What you will do:
How many lines of these entries include the string "Time"? State the number alone.

(Records from a collection of figures)
** start **
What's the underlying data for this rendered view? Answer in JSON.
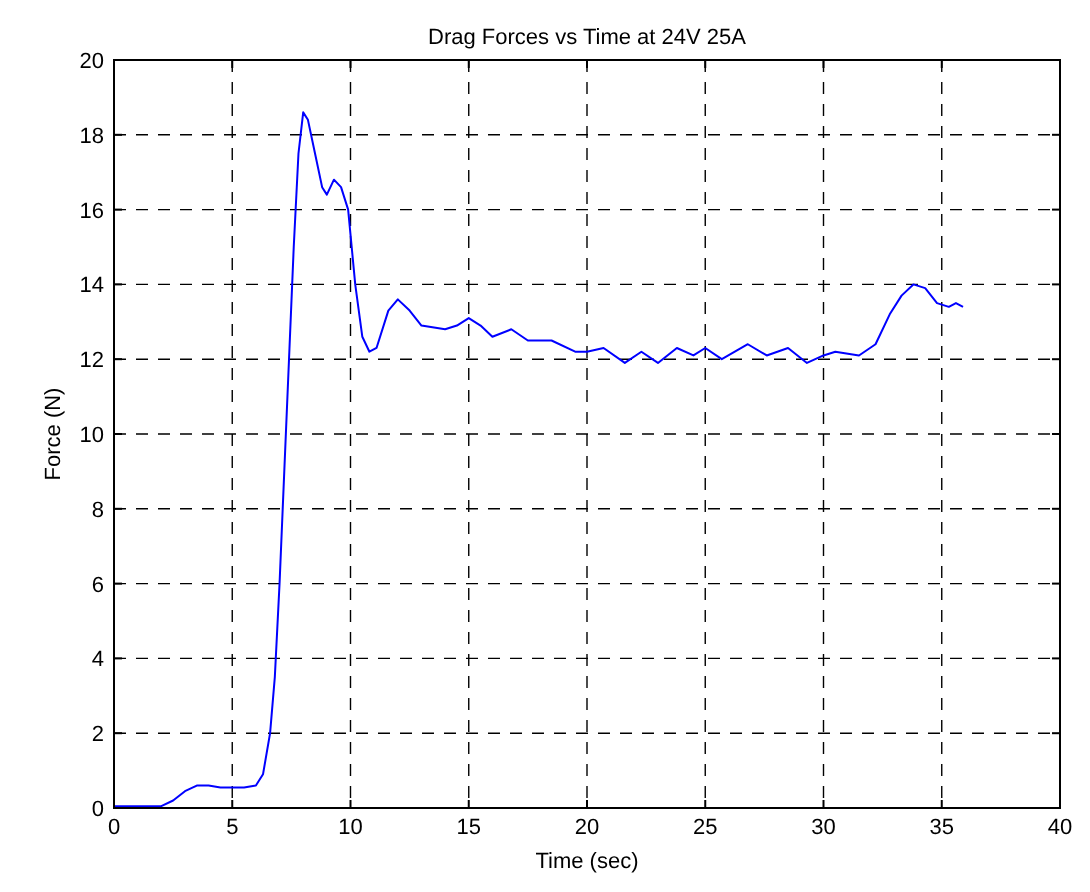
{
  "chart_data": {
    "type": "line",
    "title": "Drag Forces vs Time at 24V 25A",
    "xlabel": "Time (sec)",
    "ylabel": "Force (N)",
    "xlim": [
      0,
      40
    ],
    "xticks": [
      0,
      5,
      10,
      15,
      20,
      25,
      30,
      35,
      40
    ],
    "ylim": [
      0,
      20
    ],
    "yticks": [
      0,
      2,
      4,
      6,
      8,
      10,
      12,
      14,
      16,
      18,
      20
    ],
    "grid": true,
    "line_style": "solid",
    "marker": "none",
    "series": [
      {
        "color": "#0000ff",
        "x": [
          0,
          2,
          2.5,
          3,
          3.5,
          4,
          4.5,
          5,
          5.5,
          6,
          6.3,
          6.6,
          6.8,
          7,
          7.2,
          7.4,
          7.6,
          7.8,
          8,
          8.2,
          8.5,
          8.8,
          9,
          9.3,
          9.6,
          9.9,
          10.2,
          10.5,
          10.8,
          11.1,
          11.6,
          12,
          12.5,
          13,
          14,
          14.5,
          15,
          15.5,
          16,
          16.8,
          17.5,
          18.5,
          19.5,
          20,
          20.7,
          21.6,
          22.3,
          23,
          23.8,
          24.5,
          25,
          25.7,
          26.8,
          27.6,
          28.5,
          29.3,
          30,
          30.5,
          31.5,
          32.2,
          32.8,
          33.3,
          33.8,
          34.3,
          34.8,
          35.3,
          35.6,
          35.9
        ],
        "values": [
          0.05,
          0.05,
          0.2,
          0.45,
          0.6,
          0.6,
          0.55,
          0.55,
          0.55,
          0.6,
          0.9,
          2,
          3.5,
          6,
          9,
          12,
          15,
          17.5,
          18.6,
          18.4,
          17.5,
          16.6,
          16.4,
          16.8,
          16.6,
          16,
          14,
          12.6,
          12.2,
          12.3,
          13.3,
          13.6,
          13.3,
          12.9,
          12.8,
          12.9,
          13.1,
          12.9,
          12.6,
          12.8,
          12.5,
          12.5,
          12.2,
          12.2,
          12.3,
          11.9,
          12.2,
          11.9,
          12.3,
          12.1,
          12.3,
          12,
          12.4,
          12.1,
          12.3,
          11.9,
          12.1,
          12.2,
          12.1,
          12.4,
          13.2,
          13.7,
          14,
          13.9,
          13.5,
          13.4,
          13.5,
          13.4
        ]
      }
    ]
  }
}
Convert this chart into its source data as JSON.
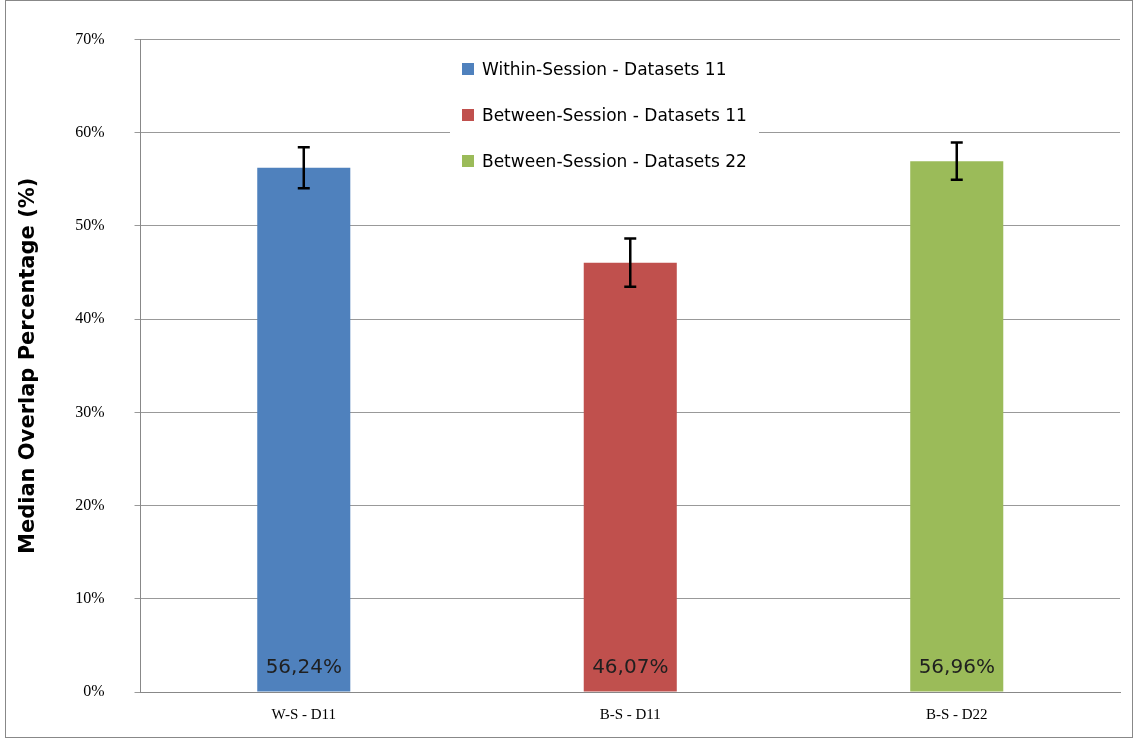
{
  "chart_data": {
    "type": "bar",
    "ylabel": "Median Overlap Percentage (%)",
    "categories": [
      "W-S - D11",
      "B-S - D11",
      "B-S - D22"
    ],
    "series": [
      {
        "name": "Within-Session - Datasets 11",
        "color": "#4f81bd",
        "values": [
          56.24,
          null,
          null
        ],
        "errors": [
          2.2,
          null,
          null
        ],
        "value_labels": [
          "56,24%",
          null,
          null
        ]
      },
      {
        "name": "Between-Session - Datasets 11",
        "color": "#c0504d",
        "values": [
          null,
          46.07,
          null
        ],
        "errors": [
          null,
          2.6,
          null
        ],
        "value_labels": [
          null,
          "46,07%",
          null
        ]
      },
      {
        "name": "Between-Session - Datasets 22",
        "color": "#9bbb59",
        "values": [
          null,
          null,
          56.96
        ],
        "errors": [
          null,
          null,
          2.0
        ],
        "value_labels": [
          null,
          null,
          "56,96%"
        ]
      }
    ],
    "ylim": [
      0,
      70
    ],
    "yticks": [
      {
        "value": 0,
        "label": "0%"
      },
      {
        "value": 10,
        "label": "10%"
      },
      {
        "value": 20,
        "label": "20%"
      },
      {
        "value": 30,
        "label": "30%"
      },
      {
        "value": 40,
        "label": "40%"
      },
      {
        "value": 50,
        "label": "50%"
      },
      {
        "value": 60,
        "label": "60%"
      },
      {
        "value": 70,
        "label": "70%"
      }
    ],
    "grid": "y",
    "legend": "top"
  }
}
** end **
The response:
2